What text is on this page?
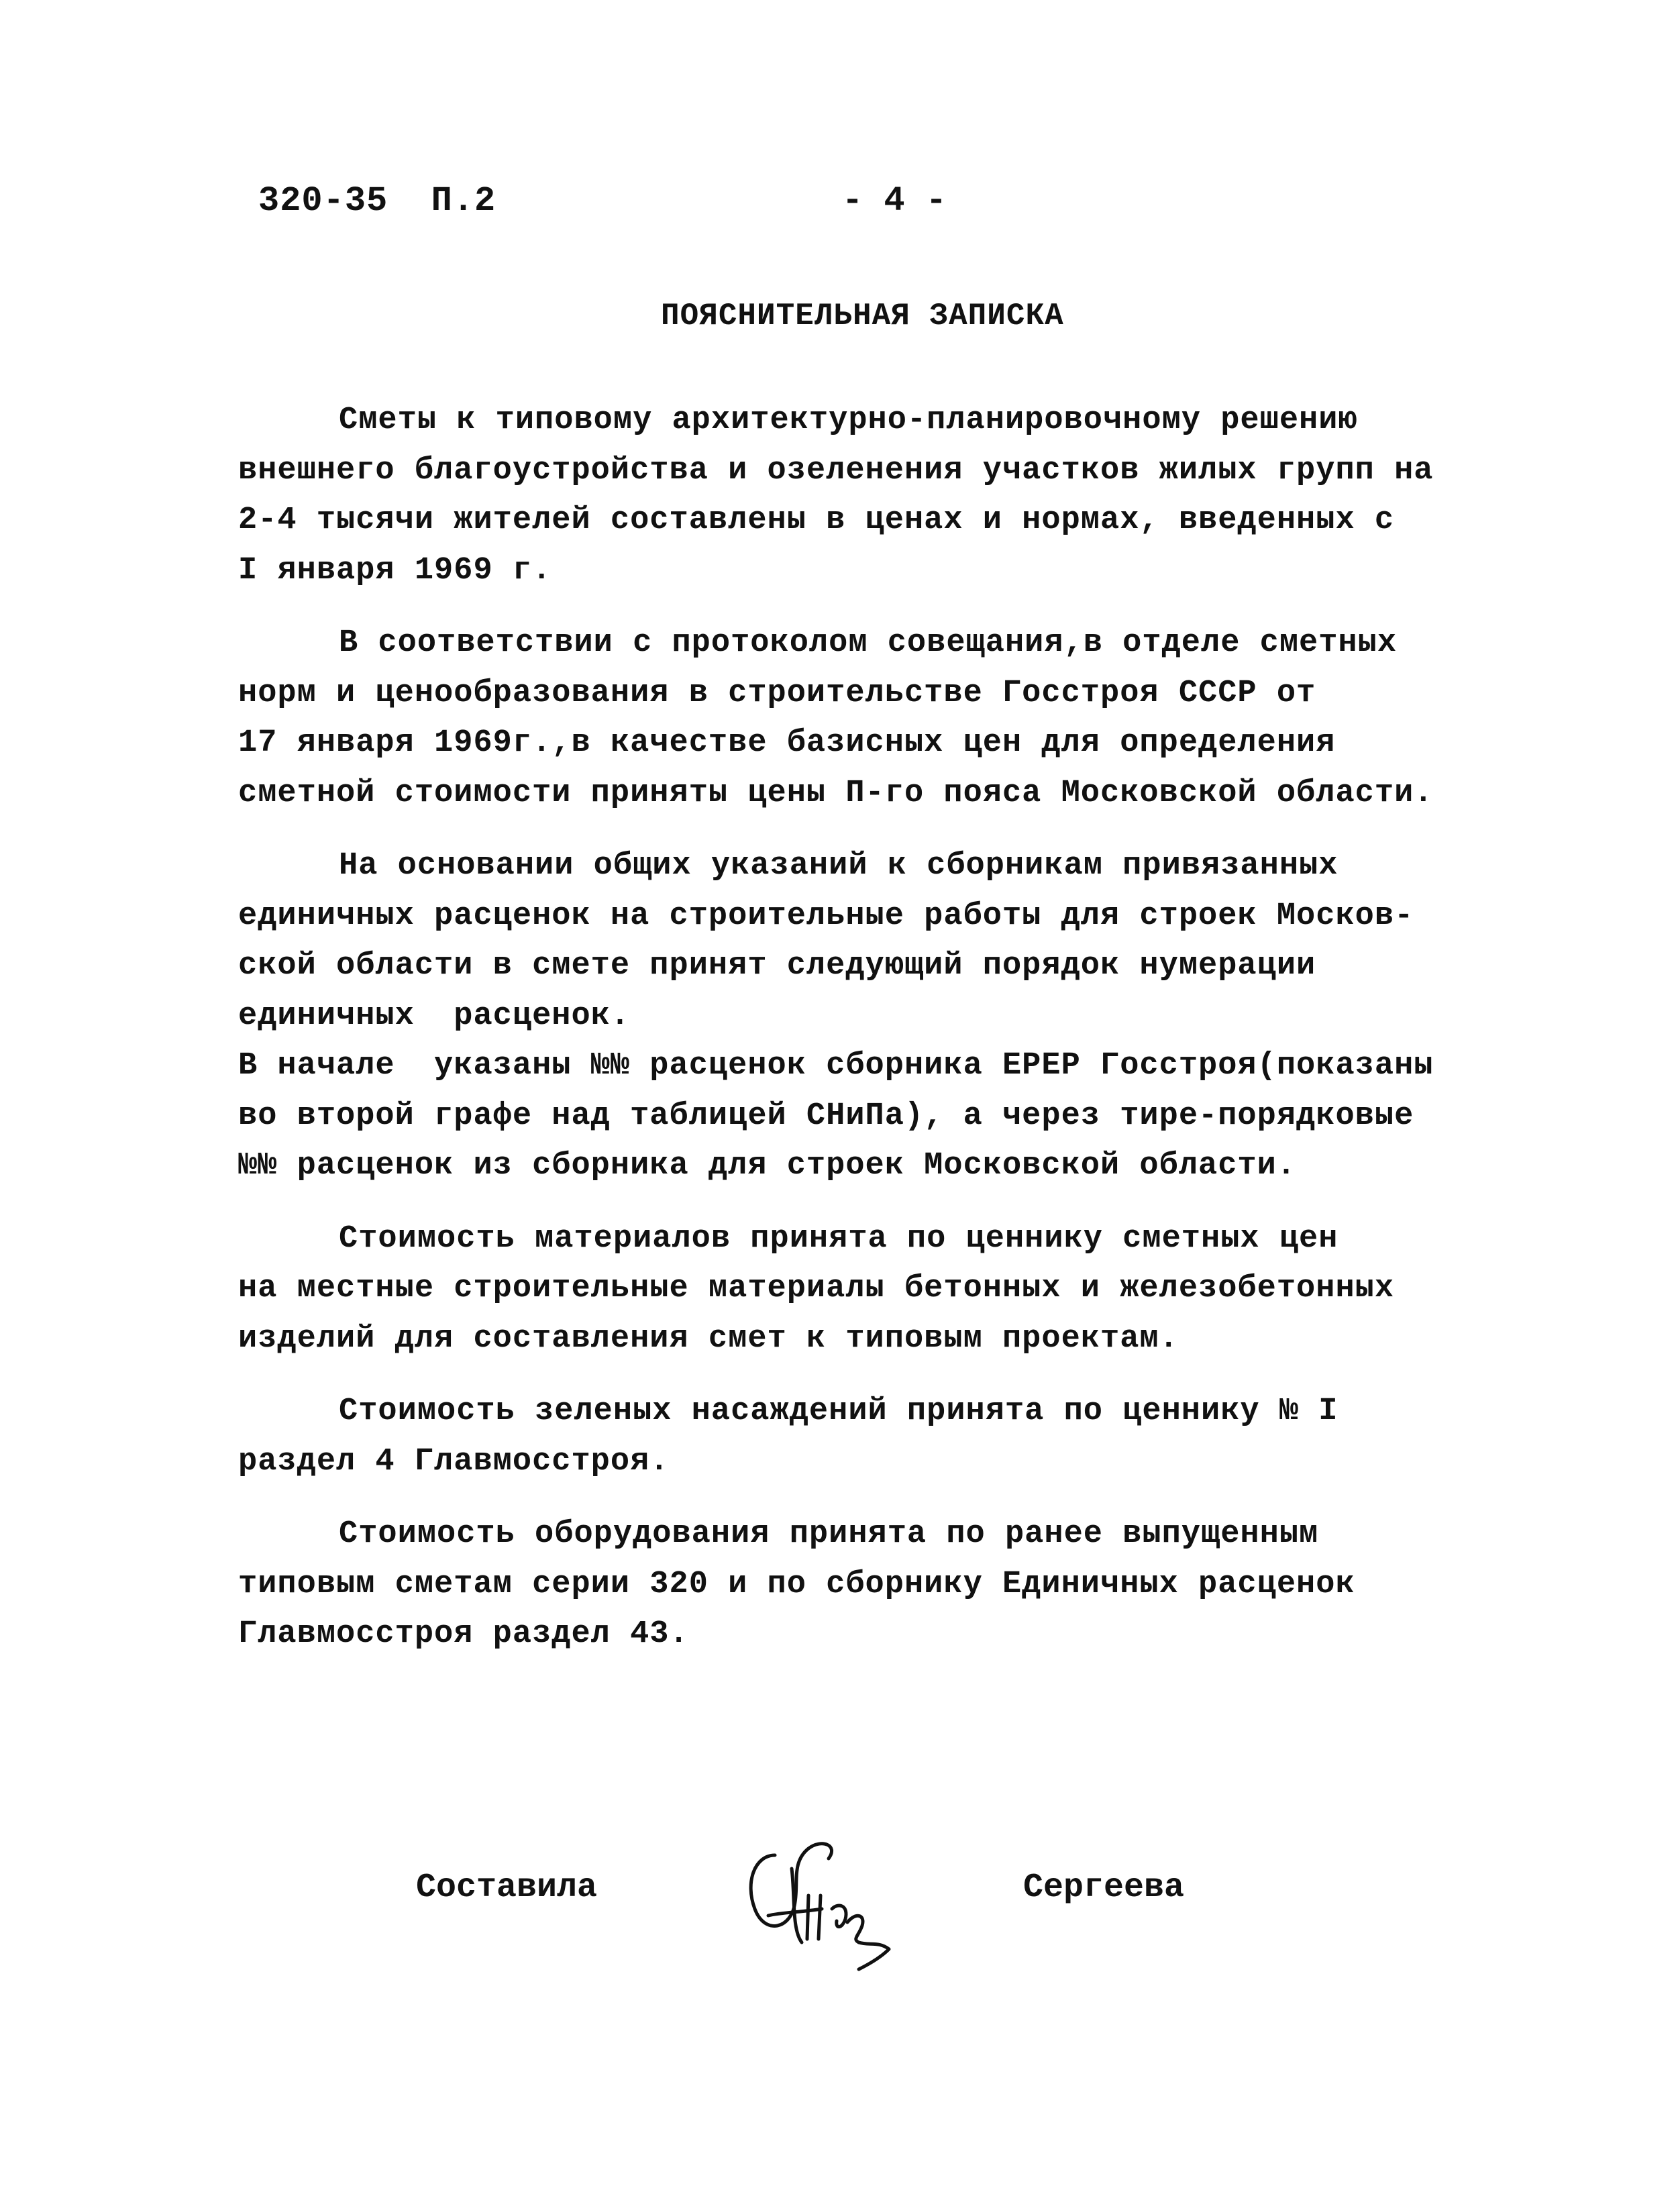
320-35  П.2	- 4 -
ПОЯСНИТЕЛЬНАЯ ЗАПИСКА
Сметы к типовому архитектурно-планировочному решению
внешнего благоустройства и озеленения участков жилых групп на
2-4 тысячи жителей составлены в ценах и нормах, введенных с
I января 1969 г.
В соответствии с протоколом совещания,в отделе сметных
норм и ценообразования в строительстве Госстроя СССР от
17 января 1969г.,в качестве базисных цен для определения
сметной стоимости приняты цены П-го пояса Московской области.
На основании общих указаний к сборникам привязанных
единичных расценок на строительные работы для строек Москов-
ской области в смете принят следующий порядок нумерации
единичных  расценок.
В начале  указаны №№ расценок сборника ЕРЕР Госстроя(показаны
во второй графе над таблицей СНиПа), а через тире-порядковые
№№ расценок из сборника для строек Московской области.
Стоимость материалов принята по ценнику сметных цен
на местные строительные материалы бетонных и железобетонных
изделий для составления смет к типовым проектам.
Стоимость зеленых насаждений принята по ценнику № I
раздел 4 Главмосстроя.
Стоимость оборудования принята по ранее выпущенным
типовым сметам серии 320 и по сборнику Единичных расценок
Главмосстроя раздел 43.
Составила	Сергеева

...

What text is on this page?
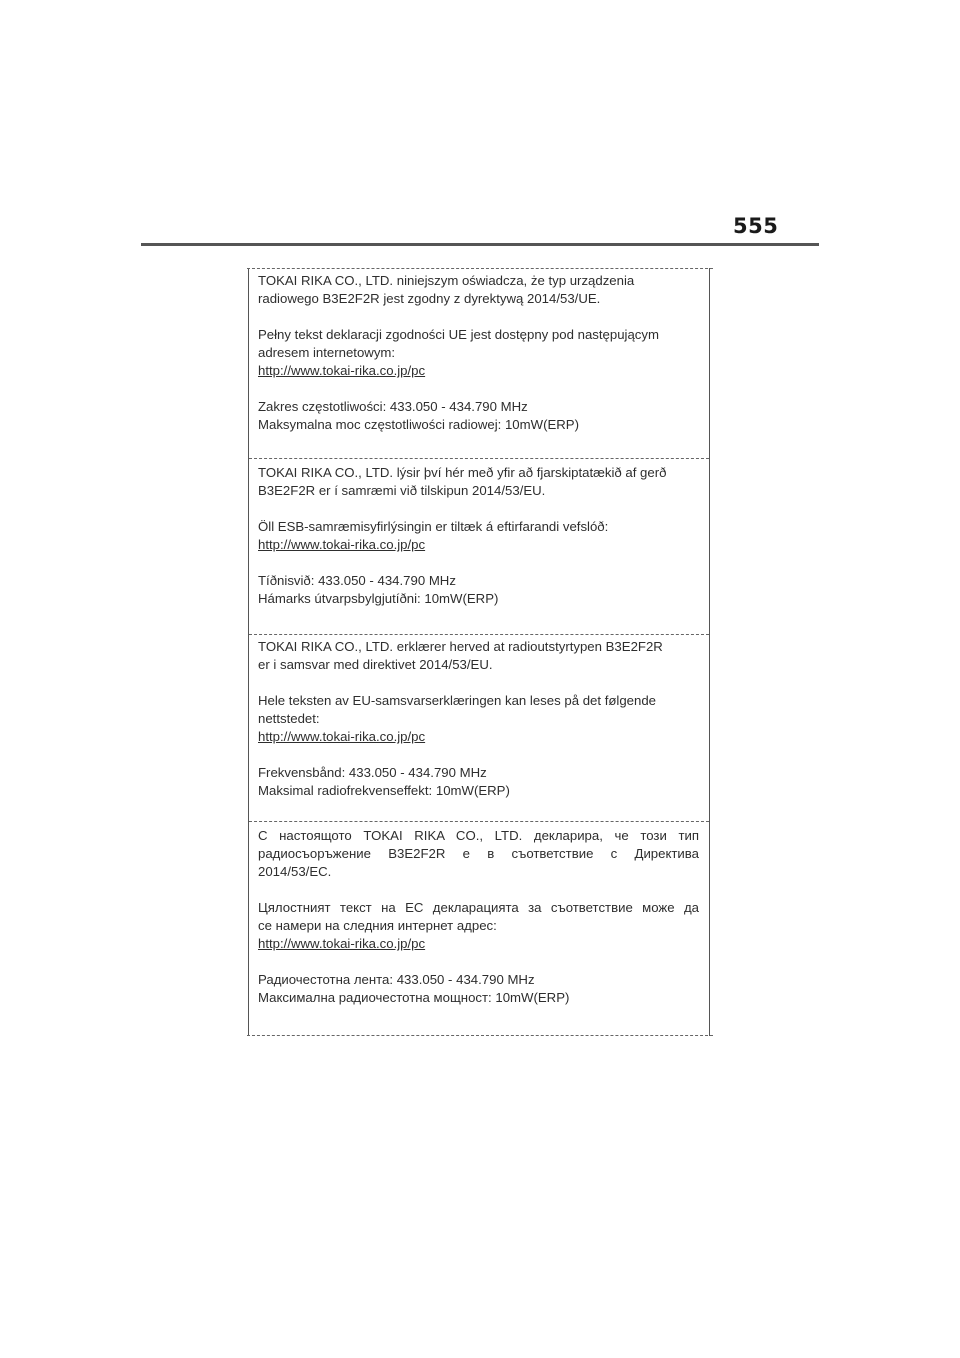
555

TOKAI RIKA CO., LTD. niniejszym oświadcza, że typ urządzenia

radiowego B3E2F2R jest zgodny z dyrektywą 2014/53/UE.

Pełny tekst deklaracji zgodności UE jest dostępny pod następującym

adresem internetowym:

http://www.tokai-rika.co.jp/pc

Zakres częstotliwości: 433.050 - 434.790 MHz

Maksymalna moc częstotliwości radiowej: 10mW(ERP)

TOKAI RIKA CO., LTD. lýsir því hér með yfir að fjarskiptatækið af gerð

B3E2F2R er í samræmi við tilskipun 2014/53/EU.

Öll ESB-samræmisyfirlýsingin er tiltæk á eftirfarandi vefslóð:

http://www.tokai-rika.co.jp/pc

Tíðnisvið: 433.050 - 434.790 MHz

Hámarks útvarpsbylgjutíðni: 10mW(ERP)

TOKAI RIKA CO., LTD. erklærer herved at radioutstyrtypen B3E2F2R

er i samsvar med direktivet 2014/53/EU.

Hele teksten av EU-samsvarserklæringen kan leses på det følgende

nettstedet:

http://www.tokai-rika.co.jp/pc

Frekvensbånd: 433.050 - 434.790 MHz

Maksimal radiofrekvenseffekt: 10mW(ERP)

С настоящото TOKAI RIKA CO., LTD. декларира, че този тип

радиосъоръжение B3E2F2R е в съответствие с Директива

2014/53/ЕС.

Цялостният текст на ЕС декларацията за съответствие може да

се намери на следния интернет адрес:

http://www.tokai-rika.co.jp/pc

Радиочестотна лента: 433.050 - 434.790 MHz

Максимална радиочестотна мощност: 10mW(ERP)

...

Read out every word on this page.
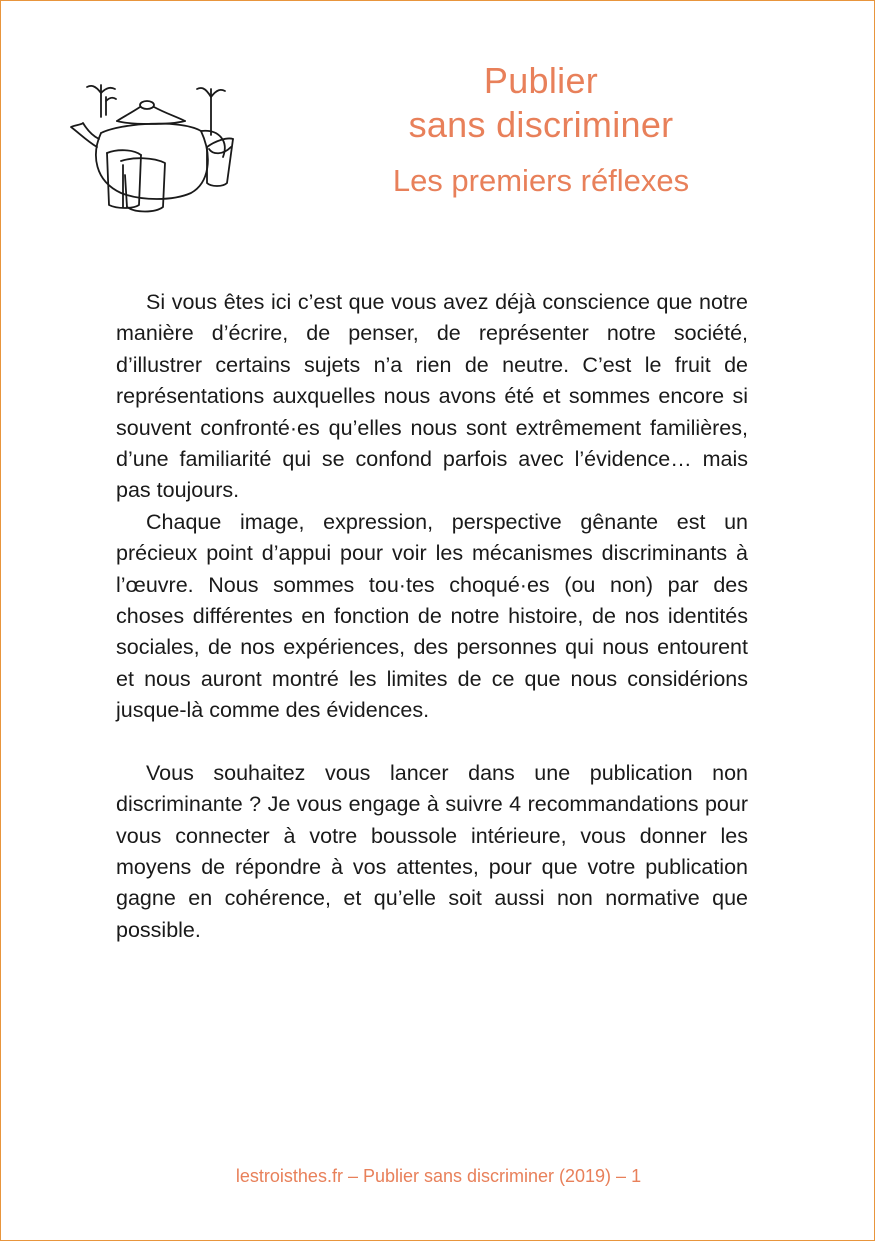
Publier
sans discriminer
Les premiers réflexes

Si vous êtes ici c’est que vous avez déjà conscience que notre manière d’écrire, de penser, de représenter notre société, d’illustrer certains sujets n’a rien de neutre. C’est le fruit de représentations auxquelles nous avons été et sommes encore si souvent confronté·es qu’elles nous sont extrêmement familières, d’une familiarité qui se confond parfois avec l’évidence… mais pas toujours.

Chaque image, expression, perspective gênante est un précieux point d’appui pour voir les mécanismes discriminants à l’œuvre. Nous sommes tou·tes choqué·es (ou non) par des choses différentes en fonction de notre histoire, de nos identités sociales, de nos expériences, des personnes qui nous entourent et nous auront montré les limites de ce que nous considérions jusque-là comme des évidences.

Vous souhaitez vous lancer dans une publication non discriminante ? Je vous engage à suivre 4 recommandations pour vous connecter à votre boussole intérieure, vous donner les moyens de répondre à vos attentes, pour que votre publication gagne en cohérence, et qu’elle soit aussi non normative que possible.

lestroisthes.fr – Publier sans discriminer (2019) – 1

PROBLEM STATEMENT:
Extract all lines from the data in which "sans" is found.

THE COMPLETED TASK:
sans discriminer
lestroisthes.fr – Publier sans discriminer (2019) – 1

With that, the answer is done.